(Dataset rows)
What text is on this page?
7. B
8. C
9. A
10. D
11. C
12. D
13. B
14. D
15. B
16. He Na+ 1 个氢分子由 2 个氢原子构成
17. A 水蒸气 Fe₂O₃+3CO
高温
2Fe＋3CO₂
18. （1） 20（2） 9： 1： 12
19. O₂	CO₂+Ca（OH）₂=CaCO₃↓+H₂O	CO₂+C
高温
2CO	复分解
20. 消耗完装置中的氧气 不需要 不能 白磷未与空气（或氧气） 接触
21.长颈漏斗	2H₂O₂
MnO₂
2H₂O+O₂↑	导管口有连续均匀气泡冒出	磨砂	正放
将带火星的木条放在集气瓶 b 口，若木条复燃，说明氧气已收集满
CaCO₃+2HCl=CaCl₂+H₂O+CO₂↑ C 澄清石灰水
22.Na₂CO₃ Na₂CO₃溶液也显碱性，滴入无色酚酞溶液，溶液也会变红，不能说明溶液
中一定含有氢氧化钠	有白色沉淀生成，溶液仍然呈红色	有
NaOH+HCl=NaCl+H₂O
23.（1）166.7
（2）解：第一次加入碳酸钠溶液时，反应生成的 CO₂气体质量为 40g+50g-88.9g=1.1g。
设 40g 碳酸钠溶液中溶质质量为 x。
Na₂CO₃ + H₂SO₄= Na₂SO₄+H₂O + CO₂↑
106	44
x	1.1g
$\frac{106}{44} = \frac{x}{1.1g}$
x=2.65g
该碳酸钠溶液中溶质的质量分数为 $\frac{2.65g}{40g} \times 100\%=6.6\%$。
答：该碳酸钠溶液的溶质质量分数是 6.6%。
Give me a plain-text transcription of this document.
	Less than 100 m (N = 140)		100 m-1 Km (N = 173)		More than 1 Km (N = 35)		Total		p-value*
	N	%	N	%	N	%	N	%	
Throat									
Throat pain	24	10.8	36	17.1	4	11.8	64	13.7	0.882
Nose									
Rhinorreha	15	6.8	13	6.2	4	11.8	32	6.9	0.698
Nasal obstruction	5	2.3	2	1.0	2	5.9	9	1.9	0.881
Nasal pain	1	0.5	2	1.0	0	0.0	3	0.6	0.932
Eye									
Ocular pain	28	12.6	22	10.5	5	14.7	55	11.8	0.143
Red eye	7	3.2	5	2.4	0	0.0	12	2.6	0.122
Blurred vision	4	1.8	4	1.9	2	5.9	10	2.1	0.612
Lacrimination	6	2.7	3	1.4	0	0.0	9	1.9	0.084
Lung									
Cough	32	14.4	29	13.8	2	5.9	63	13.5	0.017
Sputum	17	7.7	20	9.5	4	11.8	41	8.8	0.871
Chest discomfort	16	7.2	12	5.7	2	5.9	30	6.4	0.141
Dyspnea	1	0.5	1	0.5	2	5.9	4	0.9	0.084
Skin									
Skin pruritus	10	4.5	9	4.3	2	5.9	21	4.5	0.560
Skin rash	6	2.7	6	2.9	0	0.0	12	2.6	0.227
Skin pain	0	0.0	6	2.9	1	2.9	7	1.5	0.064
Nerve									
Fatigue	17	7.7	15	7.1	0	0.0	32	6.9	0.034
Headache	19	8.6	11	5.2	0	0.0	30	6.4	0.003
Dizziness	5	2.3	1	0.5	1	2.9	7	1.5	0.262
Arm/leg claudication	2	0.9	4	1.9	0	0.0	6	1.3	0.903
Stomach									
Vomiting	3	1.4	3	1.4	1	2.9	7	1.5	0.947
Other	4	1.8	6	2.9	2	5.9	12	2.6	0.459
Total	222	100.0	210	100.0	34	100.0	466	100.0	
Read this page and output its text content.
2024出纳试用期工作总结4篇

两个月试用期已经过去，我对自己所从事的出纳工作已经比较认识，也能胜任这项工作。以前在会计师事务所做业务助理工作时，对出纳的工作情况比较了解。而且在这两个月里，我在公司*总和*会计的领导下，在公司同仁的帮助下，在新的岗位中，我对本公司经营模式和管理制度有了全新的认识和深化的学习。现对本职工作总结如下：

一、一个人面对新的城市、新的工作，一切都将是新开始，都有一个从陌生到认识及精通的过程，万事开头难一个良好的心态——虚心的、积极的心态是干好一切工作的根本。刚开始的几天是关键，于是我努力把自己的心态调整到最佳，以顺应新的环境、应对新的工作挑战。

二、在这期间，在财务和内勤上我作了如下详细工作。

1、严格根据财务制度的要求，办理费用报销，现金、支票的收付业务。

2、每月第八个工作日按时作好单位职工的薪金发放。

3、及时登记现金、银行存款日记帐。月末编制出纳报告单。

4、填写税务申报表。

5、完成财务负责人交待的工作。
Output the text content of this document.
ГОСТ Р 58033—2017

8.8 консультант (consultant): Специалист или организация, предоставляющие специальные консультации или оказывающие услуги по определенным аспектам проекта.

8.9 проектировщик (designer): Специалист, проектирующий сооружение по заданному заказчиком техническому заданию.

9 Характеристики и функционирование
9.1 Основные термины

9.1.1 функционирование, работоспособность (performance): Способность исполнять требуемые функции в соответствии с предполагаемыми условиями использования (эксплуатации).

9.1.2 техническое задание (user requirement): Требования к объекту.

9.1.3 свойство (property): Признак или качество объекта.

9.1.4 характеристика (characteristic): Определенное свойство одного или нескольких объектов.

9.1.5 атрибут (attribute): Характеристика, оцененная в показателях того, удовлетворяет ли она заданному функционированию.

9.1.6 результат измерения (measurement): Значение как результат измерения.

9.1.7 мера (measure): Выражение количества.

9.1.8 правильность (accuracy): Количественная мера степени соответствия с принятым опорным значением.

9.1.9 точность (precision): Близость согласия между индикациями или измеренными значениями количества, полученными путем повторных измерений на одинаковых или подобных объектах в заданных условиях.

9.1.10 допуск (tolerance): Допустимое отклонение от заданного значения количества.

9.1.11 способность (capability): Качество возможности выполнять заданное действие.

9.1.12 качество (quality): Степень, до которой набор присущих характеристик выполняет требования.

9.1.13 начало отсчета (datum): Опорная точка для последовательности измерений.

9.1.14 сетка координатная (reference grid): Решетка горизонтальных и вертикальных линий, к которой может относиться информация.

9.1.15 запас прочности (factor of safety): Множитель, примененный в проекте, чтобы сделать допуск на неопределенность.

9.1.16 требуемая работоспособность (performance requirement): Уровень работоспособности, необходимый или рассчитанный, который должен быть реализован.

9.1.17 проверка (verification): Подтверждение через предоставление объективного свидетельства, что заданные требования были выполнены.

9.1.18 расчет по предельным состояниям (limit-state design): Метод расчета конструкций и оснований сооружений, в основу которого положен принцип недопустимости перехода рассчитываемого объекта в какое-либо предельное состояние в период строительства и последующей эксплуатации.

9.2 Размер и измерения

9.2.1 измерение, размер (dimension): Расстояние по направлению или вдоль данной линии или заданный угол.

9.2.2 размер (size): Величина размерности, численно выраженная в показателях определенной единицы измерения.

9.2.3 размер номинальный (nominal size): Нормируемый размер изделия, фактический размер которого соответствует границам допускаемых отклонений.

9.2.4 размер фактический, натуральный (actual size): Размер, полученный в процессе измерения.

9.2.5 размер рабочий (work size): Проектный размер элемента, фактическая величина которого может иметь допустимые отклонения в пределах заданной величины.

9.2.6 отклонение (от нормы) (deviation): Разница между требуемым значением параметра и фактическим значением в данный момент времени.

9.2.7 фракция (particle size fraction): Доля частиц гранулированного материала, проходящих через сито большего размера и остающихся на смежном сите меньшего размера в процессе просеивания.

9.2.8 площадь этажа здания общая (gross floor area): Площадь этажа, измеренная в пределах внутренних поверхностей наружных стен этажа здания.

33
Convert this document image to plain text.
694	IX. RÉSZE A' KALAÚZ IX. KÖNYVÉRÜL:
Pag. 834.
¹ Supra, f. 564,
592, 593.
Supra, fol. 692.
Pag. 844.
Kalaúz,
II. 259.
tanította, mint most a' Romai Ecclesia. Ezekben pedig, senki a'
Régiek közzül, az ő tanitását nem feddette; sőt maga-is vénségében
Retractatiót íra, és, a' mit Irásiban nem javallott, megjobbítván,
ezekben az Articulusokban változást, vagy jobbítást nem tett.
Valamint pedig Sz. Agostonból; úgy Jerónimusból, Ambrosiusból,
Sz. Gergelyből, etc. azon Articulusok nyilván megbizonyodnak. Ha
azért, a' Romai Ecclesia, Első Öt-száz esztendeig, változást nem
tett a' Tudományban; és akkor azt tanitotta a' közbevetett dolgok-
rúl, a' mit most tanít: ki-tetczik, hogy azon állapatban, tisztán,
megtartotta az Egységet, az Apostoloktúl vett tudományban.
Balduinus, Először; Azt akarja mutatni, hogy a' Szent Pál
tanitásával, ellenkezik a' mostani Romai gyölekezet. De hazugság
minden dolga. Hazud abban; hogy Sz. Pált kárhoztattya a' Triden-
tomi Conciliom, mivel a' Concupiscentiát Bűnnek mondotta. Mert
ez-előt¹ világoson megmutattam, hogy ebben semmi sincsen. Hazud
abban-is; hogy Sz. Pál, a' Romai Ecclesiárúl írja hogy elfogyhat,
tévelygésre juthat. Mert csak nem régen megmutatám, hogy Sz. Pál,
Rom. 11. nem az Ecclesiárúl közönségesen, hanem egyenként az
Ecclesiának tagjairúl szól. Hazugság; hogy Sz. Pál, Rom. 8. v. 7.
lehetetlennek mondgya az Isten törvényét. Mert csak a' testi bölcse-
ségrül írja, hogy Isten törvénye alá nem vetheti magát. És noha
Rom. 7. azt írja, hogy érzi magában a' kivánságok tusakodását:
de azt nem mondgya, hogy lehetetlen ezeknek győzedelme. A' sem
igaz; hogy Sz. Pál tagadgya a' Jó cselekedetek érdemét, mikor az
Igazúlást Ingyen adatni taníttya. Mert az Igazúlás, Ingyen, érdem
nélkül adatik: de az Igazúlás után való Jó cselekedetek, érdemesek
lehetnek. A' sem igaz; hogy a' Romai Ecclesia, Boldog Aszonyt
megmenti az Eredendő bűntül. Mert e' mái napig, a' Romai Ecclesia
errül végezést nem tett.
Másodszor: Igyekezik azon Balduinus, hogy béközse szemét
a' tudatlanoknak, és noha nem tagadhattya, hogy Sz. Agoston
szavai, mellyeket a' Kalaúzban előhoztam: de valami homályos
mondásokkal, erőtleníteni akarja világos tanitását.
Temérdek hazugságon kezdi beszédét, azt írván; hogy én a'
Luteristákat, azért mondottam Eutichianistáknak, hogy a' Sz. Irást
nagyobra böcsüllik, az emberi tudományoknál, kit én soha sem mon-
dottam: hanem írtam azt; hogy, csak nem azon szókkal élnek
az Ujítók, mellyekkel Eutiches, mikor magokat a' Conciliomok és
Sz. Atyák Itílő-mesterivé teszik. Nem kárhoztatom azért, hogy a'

### DIRECTION
Using the data above, copy each line that contains "abban".

### FINAL ANSWER
minden dolga. Hazud abban; hogy Sz. Pált kárhoztattya a' Triden-
abban-is; hogy Sz. Pál, a' Romai Ecclesiárúl írja hogy elfogyhat,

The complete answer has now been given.